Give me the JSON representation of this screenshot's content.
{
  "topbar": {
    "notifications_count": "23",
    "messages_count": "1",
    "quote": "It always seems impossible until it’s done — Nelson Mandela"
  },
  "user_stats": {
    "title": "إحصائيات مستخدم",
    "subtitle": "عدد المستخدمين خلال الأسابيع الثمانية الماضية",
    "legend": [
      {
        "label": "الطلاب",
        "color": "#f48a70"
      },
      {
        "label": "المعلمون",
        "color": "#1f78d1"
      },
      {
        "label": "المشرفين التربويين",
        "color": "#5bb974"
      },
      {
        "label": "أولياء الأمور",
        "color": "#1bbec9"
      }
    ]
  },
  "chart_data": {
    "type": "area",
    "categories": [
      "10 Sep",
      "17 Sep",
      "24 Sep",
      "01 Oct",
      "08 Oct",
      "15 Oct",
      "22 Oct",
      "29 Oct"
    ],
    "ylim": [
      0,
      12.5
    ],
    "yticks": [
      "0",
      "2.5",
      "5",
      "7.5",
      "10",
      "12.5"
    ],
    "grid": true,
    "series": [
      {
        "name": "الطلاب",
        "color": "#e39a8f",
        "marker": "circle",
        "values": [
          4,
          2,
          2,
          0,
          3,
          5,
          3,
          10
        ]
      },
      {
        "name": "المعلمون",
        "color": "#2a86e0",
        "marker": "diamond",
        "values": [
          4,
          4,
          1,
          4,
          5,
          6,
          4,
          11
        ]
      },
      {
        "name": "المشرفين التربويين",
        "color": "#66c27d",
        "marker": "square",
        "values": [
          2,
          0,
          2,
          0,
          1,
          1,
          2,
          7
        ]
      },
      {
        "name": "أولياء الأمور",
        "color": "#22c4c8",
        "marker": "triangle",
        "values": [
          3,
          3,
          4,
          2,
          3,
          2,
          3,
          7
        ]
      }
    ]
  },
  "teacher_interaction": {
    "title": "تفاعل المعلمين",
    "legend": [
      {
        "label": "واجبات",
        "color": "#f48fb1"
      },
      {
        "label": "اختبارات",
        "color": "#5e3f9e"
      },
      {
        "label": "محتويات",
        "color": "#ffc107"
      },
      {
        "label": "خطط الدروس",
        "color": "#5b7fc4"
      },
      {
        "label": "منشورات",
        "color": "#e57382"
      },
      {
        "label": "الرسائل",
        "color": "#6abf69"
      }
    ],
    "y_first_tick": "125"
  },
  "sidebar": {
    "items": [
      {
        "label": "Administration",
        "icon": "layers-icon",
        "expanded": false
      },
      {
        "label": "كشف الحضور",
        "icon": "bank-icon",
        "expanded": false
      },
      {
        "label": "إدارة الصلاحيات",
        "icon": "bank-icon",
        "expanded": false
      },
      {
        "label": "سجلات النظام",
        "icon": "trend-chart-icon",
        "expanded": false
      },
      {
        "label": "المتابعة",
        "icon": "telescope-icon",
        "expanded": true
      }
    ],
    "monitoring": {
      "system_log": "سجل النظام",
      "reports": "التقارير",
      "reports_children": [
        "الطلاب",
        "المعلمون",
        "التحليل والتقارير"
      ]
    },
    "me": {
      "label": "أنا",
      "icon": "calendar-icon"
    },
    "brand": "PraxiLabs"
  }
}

---

- [Exercise]: Pick out lines containing the word "المشرفين", each one as written.

- [Exercise response]:
        "label": "المشرفين التربويين",
        "name": "المشرفين التربويين",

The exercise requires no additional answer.